- **What the task asks**:
Write the data out again, character for character, with no images.

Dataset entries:
________________________________________
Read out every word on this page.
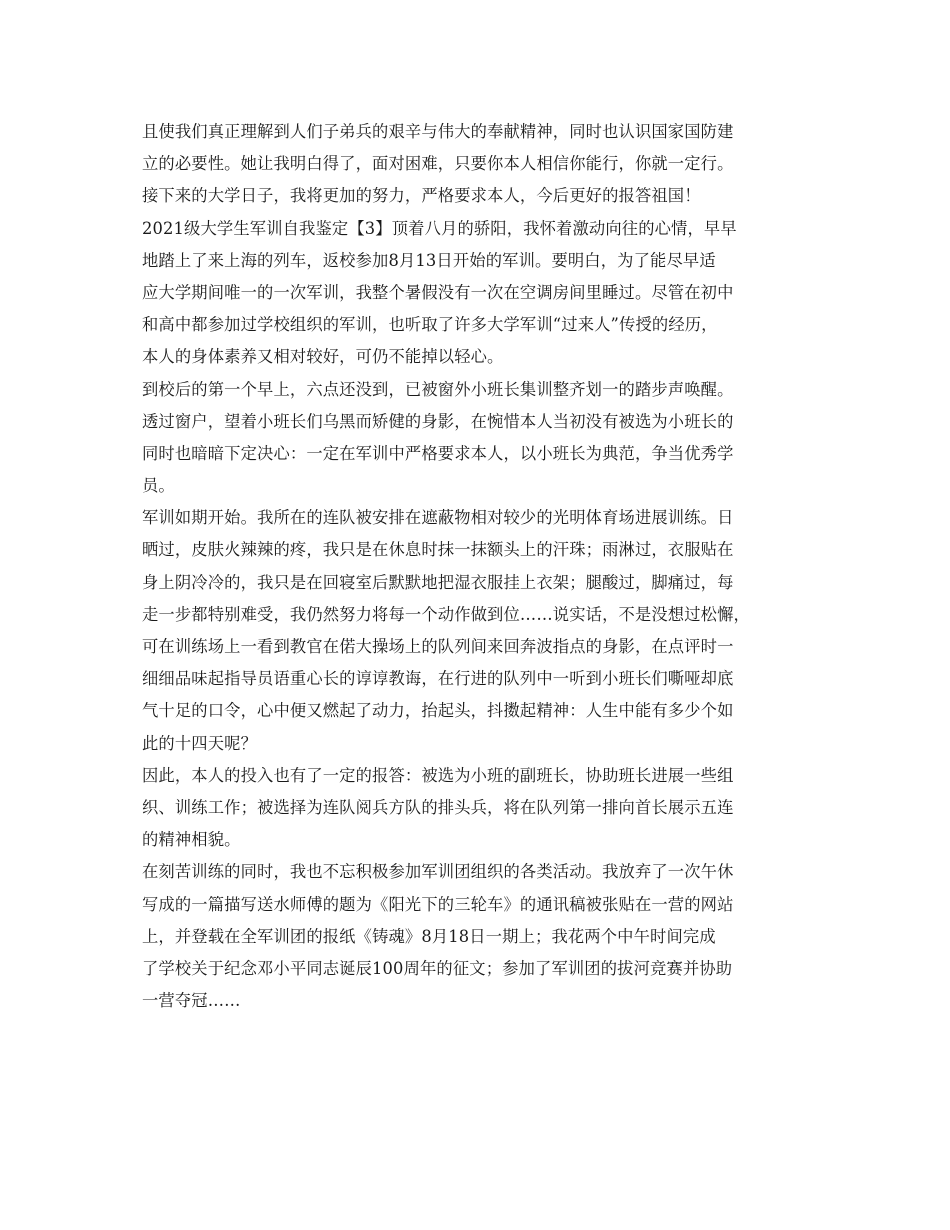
且使我们真正理解到人们子弟兵的艰辛与伟大的奉献精神，同时也认识国家国防建
立的必要性。她让我明白得了，面对困难，只要你本人相信你能行，你就一定行。
接下来的大学日子，我将更加的努力，严格要求本人，今后更好的报答祖国！
2021级大学生军训自我鉴定【3】顶着八月的骄阳，我怀着激动向往的心情，早早
地踏上了来上海的列车，返校参加8月13日开始的军训。要明白，为了能尽早适
应大学期间唯一的一次军训，我整个暑假没有一次在空调房间里睡过。尽管在初中
和高中都参加过学校组织的军训，也听取了许多大学军训“过来人”传授的经历，
本人的身体素养又相对较好，可仍不能掉以轻心。
到校后的第一个早上，六点还没到，已被窗外小班长集训整齐划一的踏步声唤醒。
透过窗户，望着小班长们乌黑而矫健的身影，在惋惜本人当初没有被选为小班长的
同时也暗暗下定决心：一定在军训中严格要求本人，以小班长为典范，争当优秀学
员。
军训如期开始。我所在的连队被安排在遮蔽物相对较少的光明体育场进展训练。日
晒过，皮肤火辣辣的疼，我只是在休息时抹一抹额头上的汗珠；雨淋过，衣服贴在
身上阴冷冷的，我只是在回寝室后默默地把湿衣服挂上衣架；腿酸过，脚痛过，每
走一步都特别难受，我仍然努力将每一个动作做到位……说实话，不是没想过松懈，
可在训练场上一看到教官在偌大操场上的队列间来回奔波指点的身影，在点评时一
细细品味起指导员语重心长的谆谆教诲，在行进的队列中一听到小班长们嘶哑却底
气十足的口令，心中便又燃起了动力，抬起头，抖擞起精神：人生中能有多少个如
此的十四天呢？
因此，本人的投入也有了一定的报答：被选为小班的副班长，协助班长进展一些组
织、训练工作；被选择为连队阅兵方队的排头兵，将在队列第一排向首长展示五连
的精神相貌。
在刻苦训练的同时，我也不忘积极参加军训团组织的各类活动。我放弃了一次午休
写成的一篇描写送水师傅的题为《阳光下的三轮车》的通讯稿被张贴在一营的网站
上，并登载在全军训团的报纸《铸魂》8月18日一期上；我花两个中午时间完成
了学校关于纪念邓小平同志诞辰100周年的征文；参加了军训团的拔河竞赛并协助
一营夺冠……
________________________________________
- **Task output**:
Read out every word on this page.
且使我们真正理解到人们子弟兵的艰辛与伟大的奉献精神，同时也认识国家国防建
立的必要性。她让我明白得了，面对困难，只要你本人相信你能行，你就一定行。
接下来的大学日子，我将更加的努力，严格要求本人，今后更好的报答祖国！
2021级大学生军训自我鉴定【3】顶着八月的骄阳，我怀着激动向往的心情，早早
地踏上了来上海的列车，返校参加8月13日开始的军训。要明白，为了能尽早适
应大学期间唯一的一次军训，我整个暑假没有一次在空调房间里睡过。尽管在初中
和高中都参加过学校组织的军训，也听取了许多大学军训“过来人”传授的经历，
本人的身体素养又相对较好，可仍不能掉以轻心。
到校后的第一个早上，六点还没到，已被窗外小班长集训整齐划一的踏步声唤醒。
透过窗户，望着小班长们乌黑而矫健的身影，在惋惜本人当初没有被选为小班长的
同时也暗暗下定决心：一定在军训中严格要求本人，以小班长为典范，争当优秀学
员。
军训如期开始。我所在的连队被安排在遮蔽物相对较少的光明体育场进展训练。日
晒过，皮肤火辣辣的疼，我只是在休息时抹一抹额头上的汗珠；雨淋过，衣服贴在
身上阴冷冷的，我只是在回寝室后默默地把湿衣服挂上衣架；腿酸过，脚痛过，每
走一步都特别难受，我仍然努力将每一个动作做到位……说实话，不是没想过松懈，
可在训练场上一看到教官在偌大操场上的队列间来回奔波指点的身影，在点评时一
细细品味起指导员语重心长的谆谆教诲，在行进的队列中一听到小班长们嘶哑却底
气十足的口令，心中便又燃起了动力，抬起头，抖擞起精神：人生中能有多少个如
此的十四天呢？
因此，本人的投入也有了一定的报答：被选为小班的副班长，协助班长进展一些组
织、训练工作；被选择为连队阅兵方队的排头兵，将在队列第一排向首长展示五连
的精神相貌。
在刻苦训练的同时，我也不忘积极参加军训团组织的各类活动。我放弃了一次午休
写成的一篇描写送水师傅的题为《阳光下的三轮车》的通讯稿被张贴在一营的网站
上，并登载在全军训团的报纸《铸魂》8月18日一期上；我花两个中午时间完成
了学校关于纪念邓小平同志诞辰100周年的征文；参加了军训团的拔河竞赛并协助
一营夺冠……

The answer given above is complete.